WHAT THE EXERCISE ASKS ->
For the copy, please give all of the data again exactly and leave the pictures out.

STORED ROWS ->
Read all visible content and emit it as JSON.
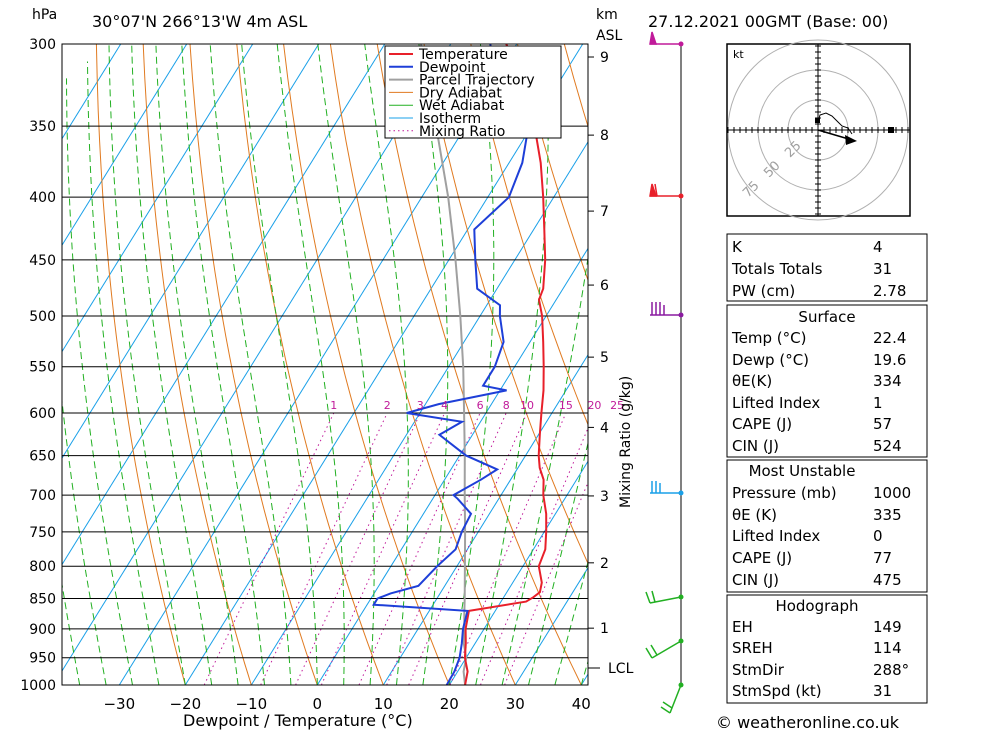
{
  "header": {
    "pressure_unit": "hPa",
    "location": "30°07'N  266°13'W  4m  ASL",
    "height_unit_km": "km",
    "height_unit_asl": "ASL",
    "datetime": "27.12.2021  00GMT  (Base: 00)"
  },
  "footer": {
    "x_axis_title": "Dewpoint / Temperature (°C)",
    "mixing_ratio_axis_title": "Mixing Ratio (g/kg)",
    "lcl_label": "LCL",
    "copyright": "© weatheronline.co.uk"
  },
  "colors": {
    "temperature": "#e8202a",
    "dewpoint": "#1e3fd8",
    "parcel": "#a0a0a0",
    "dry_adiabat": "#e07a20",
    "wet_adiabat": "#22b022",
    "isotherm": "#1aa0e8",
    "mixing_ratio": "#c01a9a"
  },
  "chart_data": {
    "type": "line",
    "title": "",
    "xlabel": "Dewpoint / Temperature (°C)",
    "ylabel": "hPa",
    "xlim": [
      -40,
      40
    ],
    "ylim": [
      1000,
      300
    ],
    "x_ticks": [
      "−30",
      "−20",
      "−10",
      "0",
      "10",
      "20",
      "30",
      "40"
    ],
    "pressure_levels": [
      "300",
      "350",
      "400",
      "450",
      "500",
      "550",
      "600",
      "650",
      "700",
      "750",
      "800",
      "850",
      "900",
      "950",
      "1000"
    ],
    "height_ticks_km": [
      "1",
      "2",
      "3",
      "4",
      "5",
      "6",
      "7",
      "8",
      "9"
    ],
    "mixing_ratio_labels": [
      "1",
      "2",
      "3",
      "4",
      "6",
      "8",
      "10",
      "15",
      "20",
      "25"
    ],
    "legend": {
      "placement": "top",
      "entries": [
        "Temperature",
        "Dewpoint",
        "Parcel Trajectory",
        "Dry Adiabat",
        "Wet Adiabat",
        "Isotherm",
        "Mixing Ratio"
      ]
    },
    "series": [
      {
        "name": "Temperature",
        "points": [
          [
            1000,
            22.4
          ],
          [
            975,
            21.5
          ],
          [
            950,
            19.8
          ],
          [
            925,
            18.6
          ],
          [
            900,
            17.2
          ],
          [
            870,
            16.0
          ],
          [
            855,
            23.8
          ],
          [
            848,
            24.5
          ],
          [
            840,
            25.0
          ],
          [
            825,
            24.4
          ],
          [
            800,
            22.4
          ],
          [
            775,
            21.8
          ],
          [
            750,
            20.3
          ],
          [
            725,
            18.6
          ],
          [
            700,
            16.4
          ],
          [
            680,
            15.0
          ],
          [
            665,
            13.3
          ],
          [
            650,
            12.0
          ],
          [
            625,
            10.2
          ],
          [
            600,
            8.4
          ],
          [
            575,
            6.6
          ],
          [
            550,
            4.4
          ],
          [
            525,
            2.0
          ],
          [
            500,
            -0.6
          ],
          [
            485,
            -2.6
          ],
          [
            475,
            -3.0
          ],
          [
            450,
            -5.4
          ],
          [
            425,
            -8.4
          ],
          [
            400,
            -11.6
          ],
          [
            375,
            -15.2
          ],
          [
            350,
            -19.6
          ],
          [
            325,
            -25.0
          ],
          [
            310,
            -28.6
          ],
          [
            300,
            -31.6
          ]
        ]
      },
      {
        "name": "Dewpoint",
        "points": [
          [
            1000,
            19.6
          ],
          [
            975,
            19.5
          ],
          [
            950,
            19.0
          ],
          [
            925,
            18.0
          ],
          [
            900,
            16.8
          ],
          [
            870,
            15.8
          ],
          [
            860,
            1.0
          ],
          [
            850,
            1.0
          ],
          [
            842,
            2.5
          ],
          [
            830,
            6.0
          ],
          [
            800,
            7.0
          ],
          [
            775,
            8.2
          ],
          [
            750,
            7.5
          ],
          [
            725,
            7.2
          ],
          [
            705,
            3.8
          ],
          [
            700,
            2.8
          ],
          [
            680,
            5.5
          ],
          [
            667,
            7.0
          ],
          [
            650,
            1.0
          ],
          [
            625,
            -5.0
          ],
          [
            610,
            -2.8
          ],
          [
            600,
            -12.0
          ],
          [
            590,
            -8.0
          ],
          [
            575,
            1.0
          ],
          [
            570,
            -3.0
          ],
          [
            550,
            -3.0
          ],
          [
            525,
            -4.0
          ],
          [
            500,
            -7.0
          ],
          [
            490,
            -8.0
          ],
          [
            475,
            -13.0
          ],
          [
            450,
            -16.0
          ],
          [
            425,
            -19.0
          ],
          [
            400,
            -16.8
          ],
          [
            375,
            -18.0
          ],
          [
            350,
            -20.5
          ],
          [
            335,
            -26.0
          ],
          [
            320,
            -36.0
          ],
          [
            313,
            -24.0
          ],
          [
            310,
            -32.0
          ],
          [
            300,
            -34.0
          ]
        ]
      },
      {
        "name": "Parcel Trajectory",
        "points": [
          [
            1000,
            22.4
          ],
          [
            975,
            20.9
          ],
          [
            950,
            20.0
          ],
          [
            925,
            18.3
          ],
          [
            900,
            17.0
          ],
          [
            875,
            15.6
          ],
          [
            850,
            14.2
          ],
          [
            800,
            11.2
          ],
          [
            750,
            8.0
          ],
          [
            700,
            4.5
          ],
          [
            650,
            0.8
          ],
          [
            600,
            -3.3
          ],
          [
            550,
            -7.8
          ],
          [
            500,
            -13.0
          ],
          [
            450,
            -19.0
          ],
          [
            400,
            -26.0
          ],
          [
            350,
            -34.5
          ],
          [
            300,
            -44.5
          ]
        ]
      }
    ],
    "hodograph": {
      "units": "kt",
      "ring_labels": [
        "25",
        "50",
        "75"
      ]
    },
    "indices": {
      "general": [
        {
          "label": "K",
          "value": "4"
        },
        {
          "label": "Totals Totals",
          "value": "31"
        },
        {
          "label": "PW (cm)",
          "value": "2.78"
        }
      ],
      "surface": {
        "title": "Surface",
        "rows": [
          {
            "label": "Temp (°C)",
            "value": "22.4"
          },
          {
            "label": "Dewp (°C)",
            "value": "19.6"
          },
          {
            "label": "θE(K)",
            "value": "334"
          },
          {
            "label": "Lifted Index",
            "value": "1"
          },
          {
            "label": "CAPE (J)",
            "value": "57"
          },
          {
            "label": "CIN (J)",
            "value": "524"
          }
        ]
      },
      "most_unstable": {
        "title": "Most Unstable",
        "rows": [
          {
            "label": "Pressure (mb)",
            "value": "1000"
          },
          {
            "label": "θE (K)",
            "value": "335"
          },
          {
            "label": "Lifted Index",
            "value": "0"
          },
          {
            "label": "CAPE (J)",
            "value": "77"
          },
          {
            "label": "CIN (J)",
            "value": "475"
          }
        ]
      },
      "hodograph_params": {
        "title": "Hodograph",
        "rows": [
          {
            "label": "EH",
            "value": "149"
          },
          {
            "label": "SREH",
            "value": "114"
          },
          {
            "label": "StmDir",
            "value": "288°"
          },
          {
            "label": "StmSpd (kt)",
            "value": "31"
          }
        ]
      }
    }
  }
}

COMPLETED TASK ->
Read all visible content and emit it as JSON.
{
  "header": {
    "pressure_unit": "hPa",
    "location": "30°07'N  266°13'W  4m  ASL",
    "height_unit_km": "km",
    "height_unit_asl": "ASL",
    "datetime": "27.12.2021  00GMT  (Base: 00)"
  },
  "footer": {
    "x_axis_title": "Dewpoint / Temperature (°C)",
    "mixing_ratio_axis_title": "Mixing Ratio (g/kg)",
    "lcl_label": "LCL",
    "copyright": "© weatheronline.co.uk"
  },
  "colors": {
    "temperature": "#e8202a",
    "dewpoint": "#1e3fd8",
    "parcel": "#a0a0a0",
    "dry_adiabat": "#e07a20",
    "wet_adiabat": "#22b022",
    "isotherm": "#1aa0e8",
    "mixing_ratio": "#c01a9a"
  },
  "chart_data": {
    "type": "line",
    "title": "",
    "xlabel": "Dewpoint / Temperature (°C)",
    "ylabel": "hPa",
    "xlim": [
      -40,
      40
    ],
    "ylim": [
      1000,
      300
    ],
    "x_ticks": [
      "−30",
      "−20",
      "−10",
      "0",
      "10",
      "20",
      "30",
      "40"
    ],
    "pressure_levels": [
      "300",
      "350",
      "400",
      "450",
      "500",
      "550",
      "600",
      "650",
      "700",
      "750",
      "800",
      "850",
      "900",
      "950",
      "1000"
    ],
    "height_ticks_km": [
      "1",
      "2",
      "3",
      "4",
      "5",
      "6",
      "7",
      "8",
      "9"
    ],
    "mixing_ratio_labels": [
      "1",
      "2",
      "3",
      "4",
      "6",
      "8",
      "10",
      "15",
      "20",
      "25"
    ],
    "legend": {
      "placement": "top",
      "entries": [
        "Temperature",
        "Dewpoint",
        "Parcel Trajectory",
        "Dry Adiabat",
        "Wet Adiabat",
        "Isotherm",
        "Mixing Ratio"
      ]
    },
    "series": [
      {
        "name": "Temperature",
        "points": [
          [
            1000,
            22.4
          ],
          [
            975,
            21.5
          ],
          [
            950,
            19.8
          ],
          [
            925,
            18.6
          ],
          [
            900,
            17.2
          ],
          [
            870,
            16.0
          ],
          [
            855,
            23.8
          ],
          [
            848,
            24.5
          ],
          [
            840,
            25.0
          ],
          [
            825,
            24.4
          ],
          [
            800,
            22.4
          ],
          [
            775,
            21.8
          ],
          [
            750,
            20.3
          ],
          [
            725,
            18.6
          ],
          [
            700,
            16.4
          ],
          [
            680,
            15.0
          ],
          [
            665,
            13.3
          ],
          [
            650,
            12.0
          ],
          [
            625,
            10.2
          ],
          [
            600,
            8.4
          ],
          [
            575,
            6.6
          ],
          [
            550,
            4.4
          ],
          [
            525,
            2.0
          ],
          [
            500,
            -0.6
          ],
          [
            485,
            -2.6
          ],
          [
            475,
            -3.0
          ],
          [
            450,
            -5.4
          ],
          [
            425,
            -8.4
          ],
          [
            400,
            -11.6
          ],
          [
            375,
            -15.2
          ],
          [
            350,
            -19.6
          ],
          [
            325,
            -25.0
          ],
          [
            310,
            -28.6
          ],
          [
            300,
            -31.6
          ]
        ]
      },
      {
        "name": "Dewpoint",
        "points": [
          [
            1000,
            19.6
          ],
          [
            975,
            19.5
          ],
          [
            950,
            19.0
          ],
          [
            925,
            18.0
          ],
          [
            900,
            16.8
          ],
          [
            870,
            15.8
          ],
          [
            860,
            1.0
          ],
          [
            850,
            1.0
          ],
          [
            842,
            2.5
          ],
          [
            830,
            6.0
          ],
          [
            800,
            7.0
          ],
          [
            775,
            8.2
          ],
          [
            750,
            7.5
          ],
          [
            725,
            7.2
          ],
          [
            705,
            3.8
          ],
          [
            700,
            2.8
          ],
          [
            680,
            5.5
          ],
          [
            667,
            7.0
          ],
          [
            650,
            1.0
          ],
          [
            625,
            -5.0
          ],
          [
            610,
            -2.8
          ],
          [
            600,
            -12.0
          ],
          [
            590,
            -8.0
          ],
          [
            575,
            1.0
          ],
          [
            570,
            -3.0
          ],
          [
            550,
            -3.0
          ],
          [
            525,
            -4.0
          ],
          [
            500,
            -7.0
          ],
          [
            490,
            -8.0
          ],
          [
            475,
            -13.0
          ],
          [
            450,
            -16.0
          ],
          [
            425,
            -19.0
          ],
          [
            400,
            -16.8
          ],
          [
            375,
            -18.0
          ],
          [
            350,
            -20.5
          ],
          [
            335,
            -26.0
          ],
          [
            320,
            -36.0
          ],
          [
            313,
            -24.0
          ],
          [
            310,
            -32.0
          ],
          [
            300,
            -34.0
          ]
        ]
      },
      {
        "name": "Parcel Trajectory",
        "points": [
          [
            1000,
            22.4
          ],
          [
            975,
            20.9
          ],
          [
            950,
            20.0
          ],
          [
            925,
            18.3
          ],
          [
            900,
            17.0
          ],
          [
            875,
            15.6
          ],
          [
            850,
            14.2
          ],
          [
            800,
            11.2
          ],
          [
            750,
            8.0
          ],
          [
            700,
            4.5
          ],
          [
            650,
            0.8
          ],
          [
            600,
            -3.3
          ],
          [
            550,
            -7.8
          ],
          [
            500,
            -13.0
          ],
          [
            450,
            -19.0
          ],
          [
            400,
            -26.0
          ],
          [
            350,
            -34.5
          ],
          [
            300,
            -44.5
          ]
        ]
      }
    ],
    "hodograph": {
      "units": "kt",
      "ring_labels": [
        "25",
        "50",
        "75"
      ]
    },
    "indices": {
      "general": [
        {
          "label": "K",
          "value": "4"
        },
        {
          "label": "Totals Totals",
          "value": "31"
        },
        {
          "label": "PW (cm)",
          "value": "2.78"
        }
      ],
      "surface": {
        "title": "Surface",
        "rows": [
          {
            "label": "Temp (°C)",
            "value": "22.4"
          },
          {
            "label": "Dewp (°C)",
            "value": "19.6"
          },
          {
            "label": "θE(K)",
            "value": "334"
          },
          {
            "label": "Lifted Index",
            "value": "1"
          },
          {
            "label": "CAPE (J)",
            "value": "57"
          },
          {
            "label": "CIN (J)",
            "value": "524"
          }
        ]
      },
      "most_unstable": {
        "title": "Most Unstable",
        "rows": [
          {
            "label": "Pressure (mb)",
            "value": "1000"
          },
          {
            "label": "θE (K)",
            "value": "335"
          },
          {
            "label": "Lifted Index",
            "value": "0"
          },
          {
            "label": "CAPE (J)",
            "value": "77"
          },
          {
            "label": "CIN (J)",
            "value": "475"
          }
        ]
      },
      "hodograph_params": {
        "title": "Hodograph",
        "rows": [
          {
            "label": "EH",
            "value": "149"
          },
          {
            "label": "SREH",
            "value": "114"
          },
          {
            "label": "StmDir",
            "value": "288°"
          },
          {
            "label": "StmSpd (kt)",
            "value": "31"
          }
        ]
      }
    }
  }
}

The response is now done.